[Saved entries]
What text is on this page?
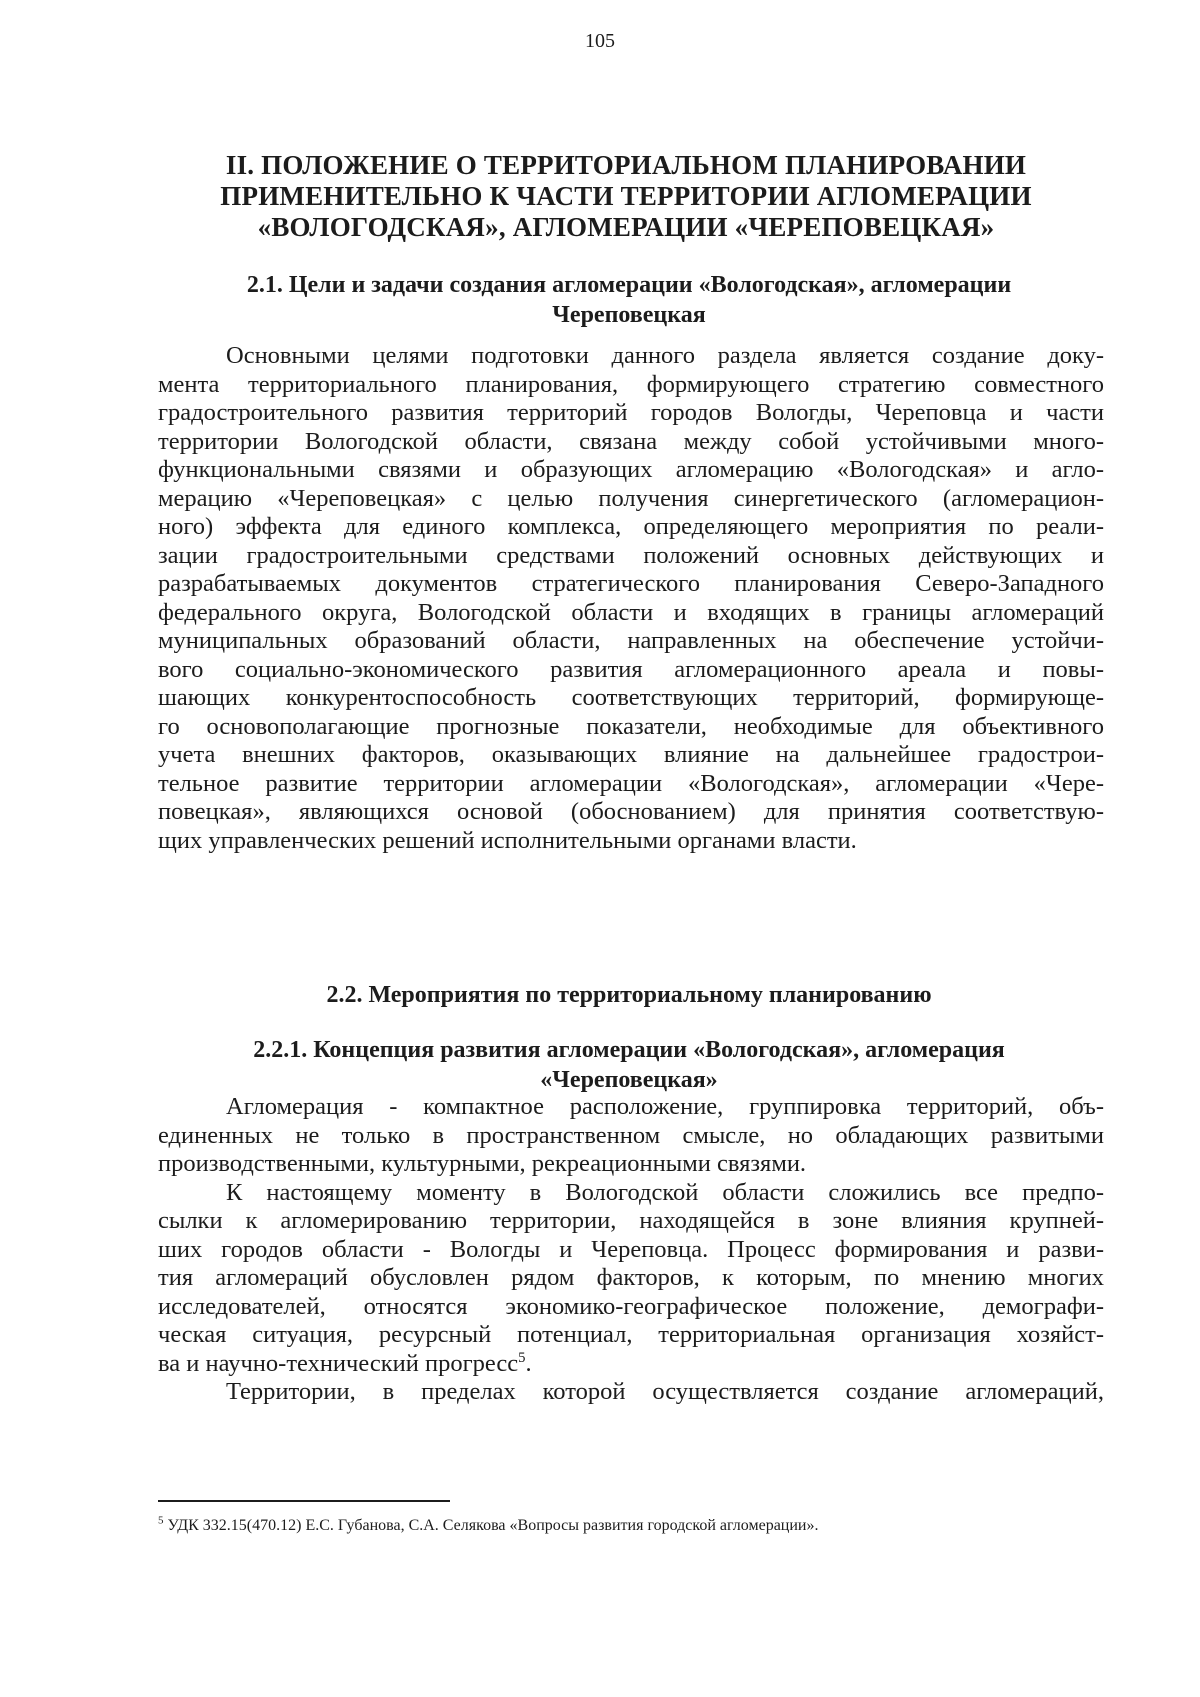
105
II. ПОЛОЖЕНИЕ О ТЕРРИТОРИАЛЬНОМ ПЛАНИРОВАНИИ
ПРИМЕНИТЕЛЬНО К ЧАСТИ ТЕРРИТОРИИ АГЛОМЕРАЦИИ
«ВОЛОГОДСКАЯ», АГЛОМЕРАЦИИ «ЧЕРЕПОВЕЦКАЯ»
2.1. Цели и задачи создания агломерации «Вологодская», агломерации
Череповецкая
Основными целями подготовки данного раздела является создание доку-
мента территориального планирования, формирующего стратегию совместного
градостроительного развития территорий городов Вологды, Череповца и части
территории Вологодской области, связана между собой устойчивыми много-
функциональными связями и образующих агломерацию «Вологодская» и агло-
мерацию «Череповецкая» с целью получения синергетического (агломерацион-
ного) эффекта для единого комплекса, определяющего мероприятия по реали-
зации градостроительными средствами положений основных действующих и
разрабатываемых документов стратегического планирования Северо-Западного
федерального округа, Вологодской области и входящих в границы агломераций
муниципальных образований области, направленных на обеспечение устойчи-
вого социально-экономического развития агломерационного ареала и повы-
шающих конкурентоспособность соответствующих территорий, формирующе-
го основополагающие прогнозные показатели, необходимые для объективного
учета внешних факторов, оказывающих влияние на дальнейшее градострои-
тельное развитие территории агломерации «Вологодская», агломерации «Чере-
повецкая», являющихся основой (обоснованием) для принятия соответствую-
щих управленческих решений исполнительными органами власти.
2.2. Мероприятия по территориальному планированию
2.2.1. Концепция развития агломерации «Вологодская», агломерация
«Череповецкая»
Агломерация - компактное расположение, группировка территорий, объ-
единенных не только в пространственном смысле, но обладающих развитыми
производственными, культурными, рекреационными связями.
К настоящему моменту в Вологодской области сложились все предпо-
сылки к агломерированию территории, находящейся в зоне влияния крупней-
ших городов области - Вологды и Череповца. Процесс формирования и разви-
тия агломераций обусловлен рядом факторов, к которым, по мнению многих
исследователей, относятся экономико-географическое положение, демографи-
ческая ситуация, ресурсный потенциал, территориальная организация хозяйст-
ва и научно-технический прогресс$^5$.
Территории, в пределах которой осуществляется создание агломераций,
$^5$ УДК 332.15(470.12) Е.С. Губанова, С.А. Селякова «Вопросы развития городской агломерации».
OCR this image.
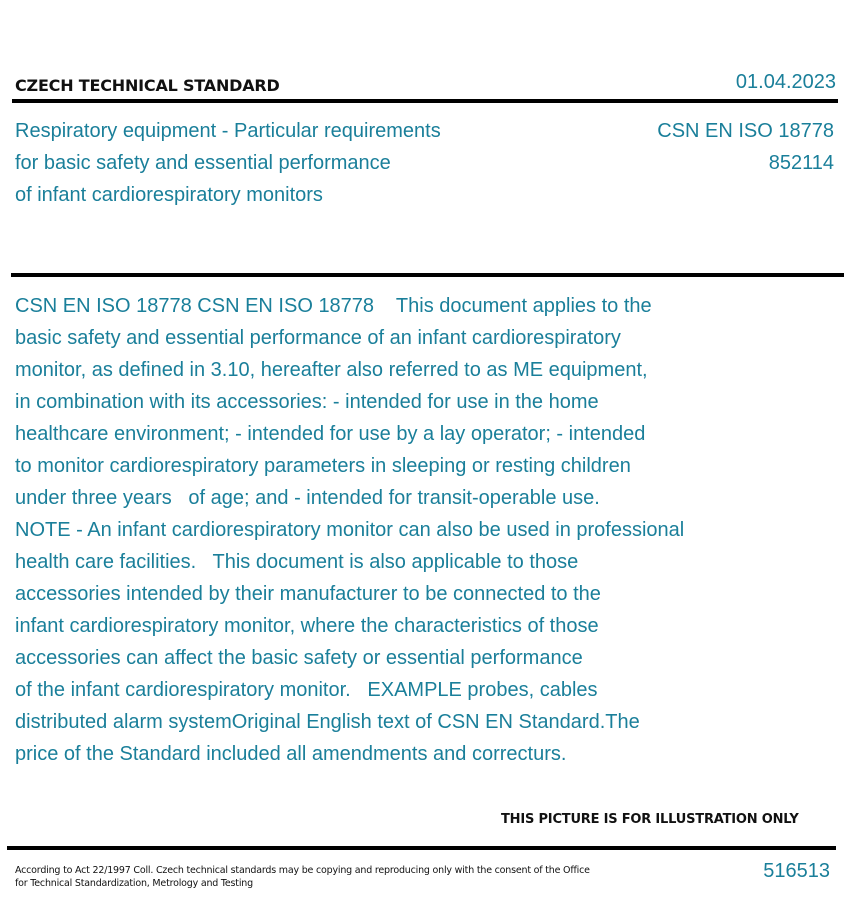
CZECH TECHNICAL STANDARD	01.04.2023
Respiratory equipment - Particular requirements
for basic safety and essential performance
of infant cardiorespiratory monitors
CSN EN ISO 18778
852114
CSN EN ISO 18778 CSN EN ISO 18778    This document applies to the
basic safety and essential performance of an infant cardiorespiratory
monitor, as defined in 3.10, hereafter also referred to as ME equipment,
in combination with its accessories: - intended for use in the home
healthcare environment; - intended for use by a lay operator; - intended
to monitor cardiorespiratory parameters in sleeping or resting children
under three years   of age; and - intended for transit-operable use.
NOTE - An infant cardiorespiratory monitor can also be used in professional
health care facilities.   This document is also applicable to those
accessories intended by their manufacturer to be connected to the
infant cardiorespiratory monitor, where the characteristics of those
accessories can affect the basic safety or essential performance
of the infant cardiorespiratory monitor.   EXAMPLE probes, cables
distributed alarm systemOriginal English text of CSN EN Standard.The
price of the Standard included all amendments and correcturs.
THIS PICTURE IS FOR ILLUSTRATION ONLY
According to Act 22/1997 Coll. Czech technical standards may be copying and reproducing only with the consent of the Office
for Technical Standardization, Metrology and Testing
516513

> _DO THIS_: State how many lines of the material contain the string "Череповца", with no other words.

> _PROBLEM SOLUTION_: 2